-- begin --

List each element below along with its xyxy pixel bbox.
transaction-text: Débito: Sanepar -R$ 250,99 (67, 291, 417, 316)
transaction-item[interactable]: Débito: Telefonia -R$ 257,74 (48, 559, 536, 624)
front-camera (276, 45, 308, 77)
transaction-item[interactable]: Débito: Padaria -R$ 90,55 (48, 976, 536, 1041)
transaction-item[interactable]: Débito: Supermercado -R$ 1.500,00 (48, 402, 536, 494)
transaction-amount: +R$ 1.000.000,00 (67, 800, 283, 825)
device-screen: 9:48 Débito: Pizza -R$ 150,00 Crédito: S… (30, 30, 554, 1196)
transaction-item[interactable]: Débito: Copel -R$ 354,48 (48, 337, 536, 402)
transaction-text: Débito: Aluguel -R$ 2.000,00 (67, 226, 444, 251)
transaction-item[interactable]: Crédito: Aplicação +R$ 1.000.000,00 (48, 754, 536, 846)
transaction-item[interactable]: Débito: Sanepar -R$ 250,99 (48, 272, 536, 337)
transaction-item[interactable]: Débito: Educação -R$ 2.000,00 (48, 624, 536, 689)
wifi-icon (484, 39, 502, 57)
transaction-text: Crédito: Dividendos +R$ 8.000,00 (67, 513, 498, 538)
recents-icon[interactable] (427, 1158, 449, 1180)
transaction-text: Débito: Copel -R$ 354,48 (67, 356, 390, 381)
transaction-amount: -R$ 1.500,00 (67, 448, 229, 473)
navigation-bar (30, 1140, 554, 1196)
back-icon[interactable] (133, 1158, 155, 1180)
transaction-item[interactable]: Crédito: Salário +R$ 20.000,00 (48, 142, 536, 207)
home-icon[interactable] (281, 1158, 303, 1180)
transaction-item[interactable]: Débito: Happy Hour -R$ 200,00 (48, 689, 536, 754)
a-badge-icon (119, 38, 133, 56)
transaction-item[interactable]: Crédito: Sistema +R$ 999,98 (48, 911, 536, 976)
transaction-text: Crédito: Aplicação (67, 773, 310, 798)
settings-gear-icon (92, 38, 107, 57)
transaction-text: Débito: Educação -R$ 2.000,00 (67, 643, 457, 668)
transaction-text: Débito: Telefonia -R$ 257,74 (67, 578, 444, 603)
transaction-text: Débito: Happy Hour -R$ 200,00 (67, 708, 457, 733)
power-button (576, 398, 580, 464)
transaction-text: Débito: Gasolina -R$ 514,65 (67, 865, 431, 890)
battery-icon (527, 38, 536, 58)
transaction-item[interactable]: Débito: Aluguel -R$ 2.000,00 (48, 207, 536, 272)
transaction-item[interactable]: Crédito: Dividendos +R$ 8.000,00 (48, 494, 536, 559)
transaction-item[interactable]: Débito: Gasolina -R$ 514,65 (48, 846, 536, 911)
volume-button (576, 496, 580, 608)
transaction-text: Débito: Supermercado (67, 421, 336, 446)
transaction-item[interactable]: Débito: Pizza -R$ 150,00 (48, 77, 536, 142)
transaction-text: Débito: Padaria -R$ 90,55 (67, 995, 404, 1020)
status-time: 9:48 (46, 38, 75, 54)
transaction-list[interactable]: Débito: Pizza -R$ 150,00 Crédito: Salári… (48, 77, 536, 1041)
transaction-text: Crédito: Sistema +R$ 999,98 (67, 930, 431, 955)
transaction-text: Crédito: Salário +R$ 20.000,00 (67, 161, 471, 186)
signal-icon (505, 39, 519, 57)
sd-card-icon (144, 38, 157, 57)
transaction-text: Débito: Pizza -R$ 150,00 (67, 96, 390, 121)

-- end --

* _STATED PROBLEM_
Find every line in the entries above that contains the word "Salário" and copy each of those lines.

* _THE OUTPUT_
transaction-item[interactable]: Crédito: Salário +R$ 20.000,00 (48, 142, 536, 207)
transaction-text: Crédito: Salário +R$ 20.000,00 (67, 161, 471, 186)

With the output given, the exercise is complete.